• WHAT YOU NEED TO DO
Below is a block of records; repeat all of them exactly.

** Begin **

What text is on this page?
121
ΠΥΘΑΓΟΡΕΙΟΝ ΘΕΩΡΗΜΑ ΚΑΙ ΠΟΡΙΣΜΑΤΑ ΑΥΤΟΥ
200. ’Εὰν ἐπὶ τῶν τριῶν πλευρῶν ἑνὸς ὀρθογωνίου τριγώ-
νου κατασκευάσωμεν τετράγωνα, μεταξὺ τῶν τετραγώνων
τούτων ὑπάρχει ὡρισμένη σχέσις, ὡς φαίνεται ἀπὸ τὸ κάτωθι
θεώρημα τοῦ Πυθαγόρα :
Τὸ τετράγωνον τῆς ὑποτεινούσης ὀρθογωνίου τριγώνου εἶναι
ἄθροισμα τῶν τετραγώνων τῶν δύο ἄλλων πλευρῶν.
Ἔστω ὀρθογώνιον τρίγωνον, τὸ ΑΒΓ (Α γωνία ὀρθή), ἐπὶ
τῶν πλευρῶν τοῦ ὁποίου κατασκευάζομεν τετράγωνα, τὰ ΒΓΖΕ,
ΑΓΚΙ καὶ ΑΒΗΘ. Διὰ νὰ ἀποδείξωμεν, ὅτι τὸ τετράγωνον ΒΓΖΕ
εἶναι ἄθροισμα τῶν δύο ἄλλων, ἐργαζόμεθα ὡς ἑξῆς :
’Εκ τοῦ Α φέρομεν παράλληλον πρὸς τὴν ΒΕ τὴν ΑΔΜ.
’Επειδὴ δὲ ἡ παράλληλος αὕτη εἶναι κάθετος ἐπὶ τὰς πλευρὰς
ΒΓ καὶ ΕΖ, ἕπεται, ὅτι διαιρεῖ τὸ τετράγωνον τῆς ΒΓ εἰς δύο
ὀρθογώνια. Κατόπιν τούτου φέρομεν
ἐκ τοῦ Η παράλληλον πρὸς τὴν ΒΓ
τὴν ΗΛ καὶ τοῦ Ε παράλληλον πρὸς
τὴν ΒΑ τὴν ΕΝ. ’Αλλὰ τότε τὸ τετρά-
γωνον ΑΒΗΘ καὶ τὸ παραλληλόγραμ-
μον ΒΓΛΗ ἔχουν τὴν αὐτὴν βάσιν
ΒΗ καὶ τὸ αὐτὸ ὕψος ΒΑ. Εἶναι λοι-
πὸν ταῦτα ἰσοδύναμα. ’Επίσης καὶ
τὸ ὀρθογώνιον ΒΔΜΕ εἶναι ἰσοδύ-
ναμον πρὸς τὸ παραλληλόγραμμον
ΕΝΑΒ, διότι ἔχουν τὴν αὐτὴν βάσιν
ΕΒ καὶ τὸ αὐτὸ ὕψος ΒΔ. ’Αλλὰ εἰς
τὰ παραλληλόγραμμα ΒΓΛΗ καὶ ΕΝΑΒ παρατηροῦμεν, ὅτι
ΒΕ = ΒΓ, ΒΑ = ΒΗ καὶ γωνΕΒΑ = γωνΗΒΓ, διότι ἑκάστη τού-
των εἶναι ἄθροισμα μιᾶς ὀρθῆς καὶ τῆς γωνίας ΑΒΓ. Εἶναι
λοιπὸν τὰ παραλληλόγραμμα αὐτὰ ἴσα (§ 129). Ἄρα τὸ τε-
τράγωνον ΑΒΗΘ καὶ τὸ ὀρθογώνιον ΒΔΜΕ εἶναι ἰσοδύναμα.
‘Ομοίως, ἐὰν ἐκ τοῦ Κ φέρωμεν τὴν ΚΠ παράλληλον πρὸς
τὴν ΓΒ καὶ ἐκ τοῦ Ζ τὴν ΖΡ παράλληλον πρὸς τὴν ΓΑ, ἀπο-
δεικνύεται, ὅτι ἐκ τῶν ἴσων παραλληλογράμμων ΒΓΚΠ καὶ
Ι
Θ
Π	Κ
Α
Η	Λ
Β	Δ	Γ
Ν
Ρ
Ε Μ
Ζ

** End **

• OUTPUT BELOW
What text is on this page?
121
ΠΥΘΑΓΟΡΕΙΟΝ ΘΕΩΡΗΜΑ ΚΑΙ ΠΟΡΙΣΜΑΤΑ ΑΥΤΟΥ
200. ’Εὰν ἐπὶ τῶν τριῶν πλευρῶν ἑνὸς ὀρθογωνίου τριγώ-
νου κατασκευάσωμεν τετράγωνα, μεταξὺ τῶν τετραγώνων
τούτων ὑπάρχει ὡρισμένη σχέσις, ὡς φαίνεται ἀπὸ τὸ κάτωθι
θεώρημα τοῦ Πυθαγόρα :
Τὸ τετράγωνον τῆς ὑποτεινούσης ὀρθογωνίου τριγώνου εἶναι
ἄθροισμα τῶν τετραγώνων τῶν δύο ἄλλων πλευρῶν.
Ἔστω ὀρθογώνιον τρίγωνον, τὸ ΑΒΓ (Α γωνία ὀρθή), ἐπὶ
τῶν πλευρῶν τοῦ ὁποίου κατασκευάζομεν τετράγωνα, τὰ ΒΓΖΕ,
ΑΓΚΙ καὶ ΑΒΗΘ. Διὰ νὰ ἀποδείξωμεν, ὅτι τὸ τετράγωνον ΒΓΖΕ
εἶναι ἄθροισμα τῶν δύο ἄλλων, ἐργαζόμεθα ὡς ἑξῆς :
’Εκ τοῦ Α φέρομεν παράλληλον πρὸς τὴν ΒΕ τὴν ΑΔΜ.
’Επειδὴ δὲ ἡ παράλληλος αὕτη εἶναι κάθετος ἐπὶ τὰς πλευρὰς
ΒΓ καὶ ΕΖ, ἕπεται, ὅτι διαιρεῖ τὸ τετράγωνον τῆς ΒΓ εἰς δύο
ὀρθογώνια. Κατόπιν τούτου φέρομεν
ἐκ τοῦ Η παράλληλον πρὸς τὴν ΒΓ
τὴν ΗΛ καὶ τοῦ Ε παράλληλον πρὸς
τὴν ΒΑ τὴν ΕΝ. ’Αλλὰ τότε τὸ τετρά-
γωνον ΑΒΗΘ καὶ τὸ παραλληλόγραμ-
μον ΒΓΛΗ ἔχουν τὴν αὐτὴν βάσιν
ΒΗ καὶ τὸ αὐτὸ ὕψος ΒΑ. Εἶναι λοι-
πὸν ταῦτα ἰσοδύναμα. ’Επίσης καὶ
τὸ ὀρθογώνιον ΒΔΜΕ εἶναι ἰσοδύ-
ναμον πρὸς τὸ παραλληλόγραμμον
ΕΝΑΒ, διότι ἔχουν τὴν αὐτὴν βάσιν
ΕΒ καὶ τὸ αὐτὸ ὕψος ΒΔ. ’Αλλὰ εἰς
τὰ παραλληλόγραμμα ΒΓΛΗ καὶ ΕΝΑΒ παρατηροῦμεν, ὅτι
ΒΕ = ΒΓ, ΒΑ = ΒΗ καὶ γωνΕΒΑ = γωνΗΒΓ, διότι ἑκάστη τού-
των εἶναι ἄθροισμα μιᾶς ὀρθῆς καὶ τῆς γωνίας ΑΒΓ. Εἶναι
λοιπὸν τὰ παραλληλόγραμμα αὐτὰ ἴσα (§ 129). Ἄρα τὸ τε-
τράγωνον ΑΒΗΘ καὶ τὸ ὀρθογώνιον ΒΔΜΕ εἶναι ἰσοδύναμα.
‘Ομοίως, ἐὰν ἐκ τοῦ Κ φέρωμεν τὴν ΚΠ παράλληλον πρὸς
τὴν ΓΒ καὶ ἐκ τοῦ Ζ τὴν ΖΡ παράλληλον πρὸς τὴν ΓΑ, ἀπο-
δεικνύεται, ὅτι ἐκ τῶν ἴσων παραλληλογράμμων ΒΓΚΠ καὶ
Ι
Θ
Π	Κ
Α
Η	Λ
Β	Δ	Γ
Ν
Ρ
Ε Μ
Ζ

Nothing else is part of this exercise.